═══ Dataset entries ═══

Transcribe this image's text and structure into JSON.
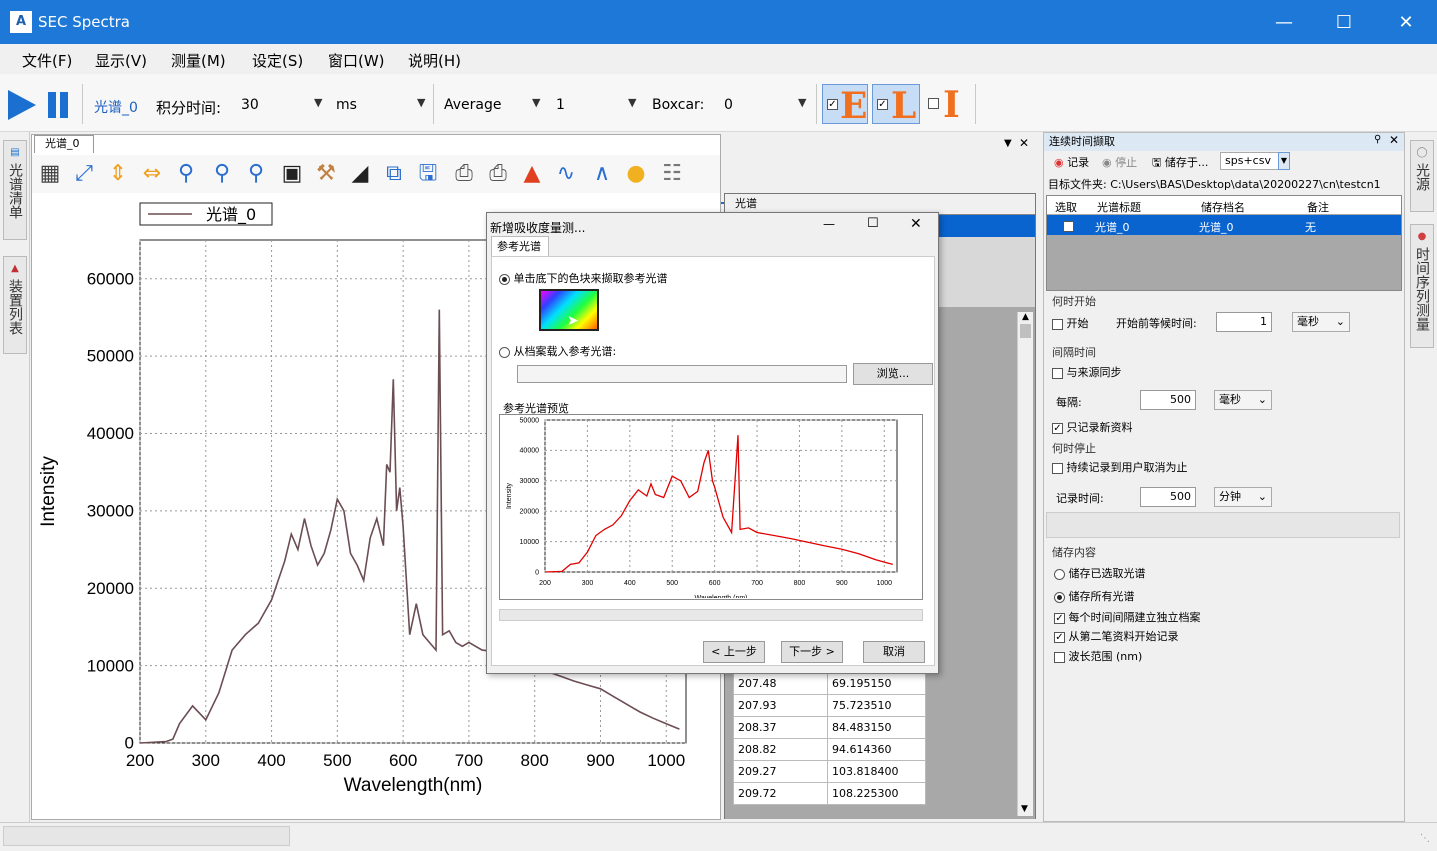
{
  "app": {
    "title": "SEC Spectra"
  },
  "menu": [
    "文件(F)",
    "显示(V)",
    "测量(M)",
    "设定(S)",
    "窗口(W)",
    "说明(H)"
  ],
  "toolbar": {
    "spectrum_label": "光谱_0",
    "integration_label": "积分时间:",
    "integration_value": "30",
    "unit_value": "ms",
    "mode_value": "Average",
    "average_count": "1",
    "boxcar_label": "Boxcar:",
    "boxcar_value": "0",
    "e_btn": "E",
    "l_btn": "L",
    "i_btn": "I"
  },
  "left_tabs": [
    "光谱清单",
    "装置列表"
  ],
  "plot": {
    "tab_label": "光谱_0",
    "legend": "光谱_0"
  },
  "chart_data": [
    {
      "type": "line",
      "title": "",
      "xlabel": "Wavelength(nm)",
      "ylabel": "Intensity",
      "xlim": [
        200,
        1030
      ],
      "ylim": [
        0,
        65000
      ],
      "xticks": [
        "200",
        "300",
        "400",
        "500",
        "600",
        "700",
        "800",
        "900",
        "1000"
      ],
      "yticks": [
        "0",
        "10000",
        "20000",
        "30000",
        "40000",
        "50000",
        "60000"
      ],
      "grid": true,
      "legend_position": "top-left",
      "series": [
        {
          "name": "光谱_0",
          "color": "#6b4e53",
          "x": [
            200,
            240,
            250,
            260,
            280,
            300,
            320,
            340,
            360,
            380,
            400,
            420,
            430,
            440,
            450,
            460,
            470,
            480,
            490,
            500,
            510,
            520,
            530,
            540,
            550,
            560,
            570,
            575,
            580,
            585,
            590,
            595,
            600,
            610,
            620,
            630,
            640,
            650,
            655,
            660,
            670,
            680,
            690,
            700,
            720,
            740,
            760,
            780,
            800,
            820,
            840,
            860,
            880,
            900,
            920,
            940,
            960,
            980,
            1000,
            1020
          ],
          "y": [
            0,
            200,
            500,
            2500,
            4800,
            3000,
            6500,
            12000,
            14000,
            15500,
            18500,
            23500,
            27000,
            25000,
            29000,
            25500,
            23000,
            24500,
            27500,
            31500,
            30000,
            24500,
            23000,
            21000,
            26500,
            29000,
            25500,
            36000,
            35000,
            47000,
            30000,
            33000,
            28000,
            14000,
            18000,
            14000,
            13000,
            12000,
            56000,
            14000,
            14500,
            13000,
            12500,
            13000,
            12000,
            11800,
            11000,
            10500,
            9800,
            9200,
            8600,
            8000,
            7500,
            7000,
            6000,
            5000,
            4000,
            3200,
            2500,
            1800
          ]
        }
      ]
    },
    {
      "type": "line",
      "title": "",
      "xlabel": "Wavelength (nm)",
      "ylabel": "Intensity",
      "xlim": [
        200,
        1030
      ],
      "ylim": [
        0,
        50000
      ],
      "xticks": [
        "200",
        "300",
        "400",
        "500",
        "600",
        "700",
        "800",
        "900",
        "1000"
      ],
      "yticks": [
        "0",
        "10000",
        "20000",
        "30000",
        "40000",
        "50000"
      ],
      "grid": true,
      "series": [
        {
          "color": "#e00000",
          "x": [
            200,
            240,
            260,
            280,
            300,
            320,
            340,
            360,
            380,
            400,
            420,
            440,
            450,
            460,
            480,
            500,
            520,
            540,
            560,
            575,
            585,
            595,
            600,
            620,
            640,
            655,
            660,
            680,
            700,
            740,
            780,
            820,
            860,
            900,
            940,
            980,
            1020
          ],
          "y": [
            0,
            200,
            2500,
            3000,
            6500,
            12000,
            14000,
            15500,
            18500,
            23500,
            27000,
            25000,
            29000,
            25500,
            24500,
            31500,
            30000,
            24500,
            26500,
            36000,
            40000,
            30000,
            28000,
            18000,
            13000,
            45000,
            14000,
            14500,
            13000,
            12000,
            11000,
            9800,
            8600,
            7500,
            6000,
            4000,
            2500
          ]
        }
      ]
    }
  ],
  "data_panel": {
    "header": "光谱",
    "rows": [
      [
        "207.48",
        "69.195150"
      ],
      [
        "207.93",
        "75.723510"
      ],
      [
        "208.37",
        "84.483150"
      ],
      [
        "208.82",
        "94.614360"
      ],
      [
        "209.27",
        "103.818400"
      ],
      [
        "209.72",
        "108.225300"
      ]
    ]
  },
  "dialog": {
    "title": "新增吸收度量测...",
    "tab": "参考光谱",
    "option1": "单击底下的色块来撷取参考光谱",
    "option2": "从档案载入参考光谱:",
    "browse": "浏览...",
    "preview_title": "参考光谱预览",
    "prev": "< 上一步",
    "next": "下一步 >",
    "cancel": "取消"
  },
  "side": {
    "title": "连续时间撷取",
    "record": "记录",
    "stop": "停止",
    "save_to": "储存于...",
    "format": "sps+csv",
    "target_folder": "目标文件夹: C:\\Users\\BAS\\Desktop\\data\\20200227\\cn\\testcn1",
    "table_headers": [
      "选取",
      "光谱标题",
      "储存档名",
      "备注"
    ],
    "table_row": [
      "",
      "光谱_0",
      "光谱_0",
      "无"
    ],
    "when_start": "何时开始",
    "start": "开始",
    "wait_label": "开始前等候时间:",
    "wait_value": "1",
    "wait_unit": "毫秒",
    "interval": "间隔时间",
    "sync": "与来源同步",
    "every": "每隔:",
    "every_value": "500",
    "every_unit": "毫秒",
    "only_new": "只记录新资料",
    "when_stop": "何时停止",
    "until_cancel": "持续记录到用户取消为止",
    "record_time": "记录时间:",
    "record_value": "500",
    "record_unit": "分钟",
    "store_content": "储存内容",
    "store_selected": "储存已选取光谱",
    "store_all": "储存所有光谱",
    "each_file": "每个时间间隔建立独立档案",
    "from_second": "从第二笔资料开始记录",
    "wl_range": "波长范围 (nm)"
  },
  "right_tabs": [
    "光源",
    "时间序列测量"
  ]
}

═══

The problem: Write the lines above out again exactly, without any of their pictures.

Solution for this task:
Transcribe this image's text and structure into JSON.
{
  "app": {
    "title": "SEC Spectra"
  },
  "menu": [
    "文件(F)",
    "显示(V)",
    "测量(M)",
    "设定(S)",
    "窗口(W)",
    "说明(H)"
  ],
  "toolbar": {
    "spectrum_label": "光谱_0",
    "integration_label": "积分时间:",
    "integration_value": "30",
    "unit_value": "ms",
    "mode_value": "Average",
    "average_count": "1",
    "boxcar_label": "Boxcar:",
    "boxcar_value": "0",
    "e_btn": "E",
    "l_btn": "L",
    "i_btn": "I"
  },
  "left_tabs": [
    "光谱清单",
    "装置列表"
  ],
  "plot": {
    "tab_label": "光谱_0",
    "legend": "光谱_0"
  },
  "chart_data": [
    {
      "type": "line",
      "title": "",
      "xlabel": "Wavelength(nm)",
      "ylabel": "Intensity",
      "xlim": [
        200,
        1030
      ],
      "ylim": [
        0,
        65000
      ],
      "xticks": [
        "200",
        "300",
        "400",
        "500",
        "600",
        "700",
        "800",
        "900",
        "1000"
      ],
      "yticks": [
        "0",
        "10000",
        "20000",
        "30000",
        "40000",
        "50000",
        "60000"
      ],
      "grid": true,
      "legend_position": "top-left",
      "series": [
        {
          "name": "光谱_0",
          "color": "#6b4e53",
          "x": [
            200,
            240,
            250,
            260,
            280,
            300,
            320,
            340,
            360,
            380,
            400,
            420,
            430,
            440,
            450,
            460,
            470,
            480,
            490,
            500,
            510,
            520,
            530,
            540,
            550,
            560,
            570,
            575,
            580,
            585,
            590,
            595,
            600,
            610,
            620,
            630,
            640,
            650,
            655,
            660,
            670,
            680,
            690,
            700,
            720,
            740,
            760,
            780,
            800,
            820,
            840,
            860,
            880,
            900,
            920,
            940,
            960,
            980,
            1000,
            1020
          ],
          "y": [
            0,
            200,
            500,
            2500,
            4800,
            3000,
            6500,
            12000,
            14000,
            15500,
            18500,
            23500,
            27000,
            25000,
            29000,
            25500,
            23000,
            24500,
            27500,
            31500,
            30000,
            24500,
            23000,
            21000,
            26500,
            29000,
            25500,
            36000,
            35000,
            47000,
            30000,
            33000,
            28000,
            14000,
            18000,
            14000,
            13000,
            12000,
            56000,
            14000,
            14500,
            13000,
            12500,
            13000,
            12000,
            11800,
            11000,
            10500,
            9800,
            9200,
            8600,
            8000,
            7500,
            7000,
            6000,
            5000,
            4000,
            3200,
            2500,
            1800
          ]
        }
      ]
    },
    {
      "type": "line",
      "title": "",
      "xlabel": "Wavelength (nm)",
      "ylabel": "Intensity",
      "xlim": [
        200,
        1030
      ],
      "ylim": [
        0,
        50000
      ],
      "xticks": [
        "200",
        "300",
        "400",
        "500",
        "600",
        "700",
        "800",
        "900",
        "1000"
      ],
      "yticks": [
        "0",
        "10000",
        "20000",
        "30000",
        "40000",
        "50000"
      ],
      "grid": true,
      "series": [
        {
          "color": "#e00000",
          "x": [
            200,
            240,
            260,
            280,
            300,
            320,
            340,
            360,
            380,
            400,
            420,
            440,
            450,
            460,
            480,
            500,
            520,
            540,
            560,
            575,
            585,
            595,
            600,
            620,
            640,
            655,
            660,
            680,
            700,
            740,
            780,
            820,
            860,
            900,
            940,
            980,
            1020
          ],
          "y": [
            0,
            200,
            2500,
            3000,
            6500,
            12000,
            14000,
            15500,
            18500,
            23500,
            27000,
            25000,
            29000,
            25500,
            24500,
            31500,
            30000,
            24500,
            26500,
            36000,
            40000,
            30000,
            28000,
            18000,
            13000,
            45000,
            14000,
            14500,
            13000,
            12000,
            11000,
            9800,
            8600,
            7500,
            6000,
            4000,
            2500
          ]
        }
      ]
    }
  ],
  "data_panel": {
    "header": "光谱",
    "rows": [
      [
        "207.48",
        "69.195150"
      ],
      [
        "207.93",
        "75.723510"
      ],
      [
        "208.37",
        "84.483150"
      ],
      [
        "208.82",
        "94.614360"
      ],
      [
        "209.27",
        "103.818400"
      ],
      [
        "209.72",
        "108.225300"
      ]
    ]
  },
  "dialog": {
    "title": "新增吸收度量测...",
    "tab": "参考光谱",
    "option1": "单击底下的色块来撷取参考光谱",
    "option2": "从档案载入参考光谱:",
    "browse": "浏览...",
    "preview_title": "参考光谱预览",
    "prev": "< 上一步",
    "next": "下一步 >",
    "cancel": "取消"
  },
  "side": {
    "title": "连续时间撷取",
    "record": "记录",
    "stop": "停止",
    "save_to": "储存于...",
    "format": "sps+csv",
    "target_folder": "目标文件夹: C:\\Users\\BAS\\Desktop\\data\\20200227\\cn\\testcn1",
    "table_headers": [
      "选取",
      "光谱标题",
      "储存档名",
      "备注"
    ],
    "table_row": [
      "",
      "光谱_0",
      "光谱_0",
      "无"
    ],
    "when_start": "何时开始",
    "start": "开始",
    "wait_label": "开始前等候时间:",
    "wait_value": "1",
    "wait_unit": "毫秒",
    "interval": "间隔时间",
    "sync": "与来源同步",
    "every": "每隔:",
    "every_value": "500",
    "every_unit": "毫秒",
    "only_new": "只记录新资料",
    "when_stop": "何时停止",
    "until_cancel": "持续记录到用户取消为止",
    "record_time": "记录时间:",
    "record_value": "500",
    "record_unit": "分钟",
    "store_content": "储存内容",
    "store_selected": "储存已选取光谱",
    "store_all": "储存所有光谱",
    "each_file": "每个时间间隔建立独立档案",
    "from_second": "从第二笔资料开始记录",
    "wl_range": "波长范围 (nm)"
  },
  "right_tabs": [
    "光源",
    "时间序列测量"
  ]
}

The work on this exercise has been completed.